» Set problem
Present the data once more in exactly its original form.

Part of a data file:
>>>
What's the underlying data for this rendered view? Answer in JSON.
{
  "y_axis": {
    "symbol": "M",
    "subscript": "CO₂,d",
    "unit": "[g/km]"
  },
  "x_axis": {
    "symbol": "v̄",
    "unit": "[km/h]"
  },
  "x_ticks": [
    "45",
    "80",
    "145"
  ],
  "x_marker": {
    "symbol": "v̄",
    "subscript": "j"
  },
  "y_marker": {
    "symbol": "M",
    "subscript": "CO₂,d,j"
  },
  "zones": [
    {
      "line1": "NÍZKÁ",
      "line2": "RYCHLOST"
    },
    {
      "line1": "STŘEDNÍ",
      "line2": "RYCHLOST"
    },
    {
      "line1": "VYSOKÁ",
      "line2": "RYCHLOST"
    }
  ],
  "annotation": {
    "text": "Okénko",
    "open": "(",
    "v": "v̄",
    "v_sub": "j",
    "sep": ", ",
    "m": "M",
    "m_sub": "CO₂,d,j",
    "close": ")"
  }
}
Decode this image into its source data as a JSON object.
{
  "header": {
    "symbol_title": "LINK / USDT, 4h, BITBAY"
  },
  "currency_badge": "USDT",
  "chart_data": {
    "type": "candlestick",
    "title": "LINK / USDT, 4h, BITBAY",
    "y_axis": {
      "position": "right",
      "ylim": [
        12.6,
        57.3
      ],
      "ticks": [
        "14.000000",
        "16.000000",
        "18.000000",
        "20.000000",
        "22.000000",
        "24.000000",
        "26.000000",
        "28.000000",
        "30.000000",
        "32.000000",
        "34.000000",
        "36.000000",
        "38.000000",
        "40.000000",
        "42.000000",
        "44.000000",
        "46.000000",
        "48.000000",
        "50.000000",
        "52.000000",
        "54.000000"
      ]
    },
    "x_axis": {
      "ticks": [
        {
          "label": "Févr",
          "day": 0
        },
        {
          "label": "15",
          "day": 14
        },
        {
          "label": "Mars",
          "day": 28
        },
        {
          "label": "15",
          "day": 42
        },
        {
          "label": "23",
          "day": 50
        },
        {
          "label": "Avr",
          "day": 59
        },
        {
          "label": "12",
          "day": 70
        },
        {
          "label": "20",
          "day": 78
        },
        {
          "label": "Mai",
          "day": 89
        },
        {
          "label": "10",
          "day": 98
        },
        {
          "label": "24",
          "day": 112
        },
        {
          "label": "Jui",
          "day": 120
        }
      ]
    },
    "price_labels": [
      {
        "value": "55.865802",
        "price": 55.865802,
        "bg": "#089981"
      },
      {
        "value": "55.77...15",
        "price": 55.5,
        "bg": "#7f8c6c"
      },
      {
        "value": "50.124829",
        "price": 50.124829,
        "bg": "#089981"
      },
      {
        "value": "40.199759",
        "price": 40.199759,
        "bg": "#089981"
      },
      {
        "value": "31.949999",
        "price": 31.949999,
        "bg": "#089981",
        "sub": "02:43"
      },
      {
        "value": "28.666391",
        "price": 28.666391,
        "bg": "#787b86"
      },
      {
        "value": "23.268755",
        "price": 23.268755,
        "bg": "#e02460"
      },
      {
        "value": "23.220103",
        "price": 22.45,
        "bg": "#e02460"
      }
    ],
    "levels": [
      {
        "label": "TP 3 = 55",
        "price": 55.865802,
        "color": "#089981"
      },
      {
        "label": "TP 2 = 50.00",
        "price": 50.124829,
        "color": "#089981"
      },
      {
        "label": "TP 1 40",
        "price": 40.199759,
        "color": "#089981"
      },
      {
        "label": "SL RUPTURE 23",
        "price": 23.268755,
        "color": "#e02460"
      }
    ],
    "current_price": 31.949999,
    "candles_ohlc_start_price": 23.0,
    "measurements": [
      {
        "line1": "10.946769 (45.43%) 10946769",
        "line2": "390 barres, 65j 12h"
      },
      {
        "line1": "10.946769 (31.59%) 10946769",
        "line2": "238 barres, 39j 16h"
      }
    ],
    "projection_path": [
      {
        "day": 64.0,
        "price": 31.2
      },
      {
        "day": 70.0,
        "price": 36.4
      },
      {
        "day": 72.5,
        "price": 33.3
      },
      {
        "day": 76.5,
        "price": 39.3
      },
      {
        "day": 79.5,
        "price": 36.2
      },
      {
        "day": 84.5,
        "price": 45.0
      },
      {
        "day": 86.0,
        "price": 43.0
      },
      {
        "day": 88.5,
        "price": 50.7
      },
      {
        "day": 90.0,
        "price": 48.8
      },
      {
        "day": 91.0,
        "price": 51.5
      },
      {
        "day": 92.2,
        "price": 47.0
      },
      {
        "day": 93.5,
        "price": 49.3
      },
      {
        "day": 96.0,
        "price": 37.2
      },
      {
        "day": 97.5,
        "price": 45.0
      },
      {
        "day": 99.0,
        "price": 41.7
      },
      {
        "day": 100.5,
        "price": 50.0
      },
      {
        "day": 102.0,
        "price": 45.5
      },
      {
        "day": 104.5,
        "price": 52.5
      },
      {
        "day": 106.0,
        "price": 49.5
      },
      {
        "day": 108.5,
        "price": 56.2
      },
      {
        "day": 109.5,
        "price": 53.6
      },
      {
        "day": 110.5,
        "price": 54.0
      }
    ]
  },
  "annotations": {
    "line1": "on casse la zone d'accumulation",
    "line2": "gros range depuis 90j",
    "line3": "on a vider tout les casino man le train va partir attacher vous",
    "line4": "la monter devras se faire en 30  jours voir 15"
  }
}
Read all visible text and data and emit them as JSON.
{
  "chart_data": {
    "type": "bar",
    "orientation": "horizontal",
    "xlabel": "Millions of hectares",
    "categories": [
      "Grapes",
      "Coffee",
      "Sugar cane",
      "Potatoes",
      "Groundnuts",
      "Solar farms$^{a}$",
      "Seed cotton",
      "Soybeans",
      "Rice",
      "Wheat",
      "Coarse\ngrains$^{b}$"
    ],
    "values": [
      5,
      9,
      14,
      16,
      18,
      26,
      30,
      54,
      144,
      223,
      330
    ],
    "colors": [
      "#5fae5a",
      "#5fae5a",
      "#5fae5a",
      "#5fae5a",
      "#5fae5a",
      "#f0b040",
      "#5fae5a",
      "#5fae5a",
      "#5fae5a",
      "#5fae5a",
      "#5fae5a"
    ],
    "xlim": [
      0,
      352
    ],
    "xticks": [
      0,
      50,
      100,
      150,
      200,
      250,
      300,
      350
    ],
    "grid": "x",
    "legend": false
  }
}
<<<
» Solution for this exercise
What's the underlying data for this rendered view? Answer in JSON.
{
  "y_axis": {
    "symbol": "M",
    "subscript": "CO₂,d",
    "unit": "[g/km]"
  },
  "x_axis": {
    "symbol": "v̄",
    "unit": "[km/h]"
  },
  "x_ticks": [
    "45",
    "80",
    "145"
  ],
  "x_marker": {
    "symbol": "v̄",
    "subscript": "j"
  },
  "y_marker": {
    "symbol": "M",
    "subscript": "CO₂,d,j"
  },
  "zones": [
    {
      "line1": "NÍZKÁ",
      "line2": "RYCHLOST"
    },
    {
      "line1": "STŘEDNÍ",
      "line2": "RYCHLOST"
    },
    {
      "line1": "VYSOKÁ",
      "line2": "RYCHLOST"
    }
  ],
  "annotation": {
    "text": "Okénko",
    "open": "(",
    "v": "v̄",
    "v_sub": "j",
    "sep": ", ",
    "m": "M",
    "m_sub": "CO₂,d,j",
    "close": ")"
  }
}
Decode this image into its source data as a JSON object.
{
  "header": {
    "symbol_title": "LINK / USDT, 4h, BITBAY"
  },
  "currency_badge": "USDT",
  "chart_data": {
    "type": "candlestick",
    "title": "LINK / USDT, 4h, BITBAY",
    "y_axis": {
      "position": "right",
      "ylim": [
        12.6,
        57.3
      ],
      "ticks": [
        "14.000000",
        "16.000000",
        "18.000000",
        "20.000000",
        "22.000000",
        "24.000000",
        "26.000000",
        "28.000000",
        "30.000000",
        "32.000000",
        "34.000000",
        "36.000000",
        "38.000000",
        "40.000000",
        "42.000000",
        "44.000000",
        "46.000000",
        "48.000000",
        "50.000000",
        "52.000000",
        "54.000000"
      ]
    },
    "x_axis": {
      "ticks": [
        {
          "label": "Févr",
          "day": 0
        },
        {
          "label": "15",
          "day": 14
        },
        {
          "label": "Mars",
          "day": 28
        },
        {
          "label": "15",
          "day": 42
        },
        {
          "label": "23",
          "day": 50
        },
        {
          "label": "Avr",
          "day": 59
        },
        {
          "label": "12",
          "day": 70
        },
        {
          "label": "20",
          "day": 78
        },
        {
          "label": "Mai",
          "day": 89
        },
        {
          "label": "10",
          "day": 98
        },
        {
          "label": "24",
          "day": 112
        },
        {
          "label": "Jui",
          "day": 120
        }
      ]
    },
    "price_labels": [
      {
        "value": "55.865802",
        "price": 55.865802,
        "bg": "#089981"
      },
      {
        "value": "55.77...15",
        "price": 55.5,
        "bg": "#7f8c6c"
      },
      {
        "value": "50.124829",
        "price": 50.124829,
        "bg": "#089981"
      },
      {
        "value": "40.199759",
        "price": 40.199759,
        "bg": "#089981"
      },
      {
        "value": "31.949999",
        "price": 31.949999,
        "bg": "#089981",
        "sub": "02:43"
      },
      {
        "value": "28.666391",
        "price": 28.666391,
        "bg": "#787b86"
      },
      {
        "value": "23.268755",
        "price": 23.268755,
        "bg": "#e02460"
      },
      {
        "value": "23.220103",
        "price": 22.45,
        "bg": "#e02460"
      }
    ],
    "levels": [
      {
        "label": "TP 3 = 55",
        "price": 55.865802,
        "color": "#089981"
      },
      {
        "label": "TP 2 = 50.00",
        "price": 50.124829,
        "color": "#089981"
      },
      {
        "label": "TP 1 40",
        "price": 40.199759,
        "color": "#089981"
      },
      {
        "label": "SL RUPTURE 23",
        "price": 23.268755,
        "color": "#e02460"
      }
    ],
    "current_price": 31.949999,
    "candles_ohlc_start_price": 23.0,
    "measurements": [
      {
        "line1": "10.946769 (45.43%) 10946769",
        "line2": "390 barres, 65j 12h"
      },
      {
        "line1": "10.946769 (31.59%) 10946769",
        "line2": "238 barres, 39j 16h"
      }
    ],
    "projection_path": [
      {
        "day": 64.0,
        "price": 31.2
      },
      {
        "day": 70.0,
        "price": 36.4
      },
      {
        "day": 72.5,
        "price": 33.3
      },
      {
        "day": 76.5,
        "price": 39.3
      },
      {
        "day": 79.5,
        "price": 36.2
      },
      {
        "day": 84.5,
        "price": 45.0
      },
      {
        "day": 86.0,
        "price": 43.0
      },
      {
        "day": 88.5,
        "price": 50.7
      },
      {
        "day": 90.0,
        "price": 48.8
      },
      {
        "day": 91.0,
        "price": 51.5
      },
      {
        "day": 92.2,
        "price": 47.0
      },
      {
        "day": 93.5,
        "price": 49.3
      },
      {
        "day": 96.0,
        "price": 37.2
      },
      {
        "day": 97.5,
        "price": 45.0
      },
      {
        "day": 99.0,
        "price": 41.7
      },
      {
        "day": 100.5,
        "price": 50.0
      },
      {
        "day": 102.0,
        "price": 45.5
      },
      {
        "day": 104.5,
        "price": 52.5
      },
      {
        "day": 106.0,
        "price": 49.5
      },
      {
        "day": 108.5,
        "price": 56.2
      },
      {
        "day": 109.5,
        "price": 53.6
      },
      {
        "day": 110.5,
        "price": 54.0
      }
    ]
  },
  "annotations": {
    "line1": "on casse la zone d'accumulation",
    "line2": "gros range depuis 90j",
    "line3": "on a vider tout les casino man le train va partir attacher vous",
    "line4": "la monter devras se faire en 30  jours voir 15"
  }
}
Read all visible text and data and emit them as JSON.
{
  "chart_data": {
    "type": "bar",
    "orientation": "horizontal",
    "xlabel": "Millions of hectares",
    "categories": [
      "Grapes",
      "Coffee",
      "Sugar cane",
      "Potatoes",
      "Groundnuts",
      "Solar farms$^{a}$",
      "Seed cotton",
      "Soybeans",
      "Rice",
      "Wheat",
      "Coarse\ngrains$^{b}$"
    ],
    "values": [
      5,
      9,
      14,
      16,
      18,
      26,
      30,
      54,
      144,
      223,
      330
    ],
    "colors": [
      "#5fae5a",
      "#5fae5a",
      "#5fae5a",
      "#5fae5a",
      "#5fae5a",
      "#f0b040",
      "#5fae5a",
      "#5fae5a",
      "#5fae5a",
      "#5fae5a",
      "#5fae5a"
    ],
    "xlim": [
      0,
      352
    ],
    "xticks": [
      0,
      50,
      100,
      150,
      200,
      250,
      300,
      350
    ],
    "grid": "x",
    "legend": false
  }
}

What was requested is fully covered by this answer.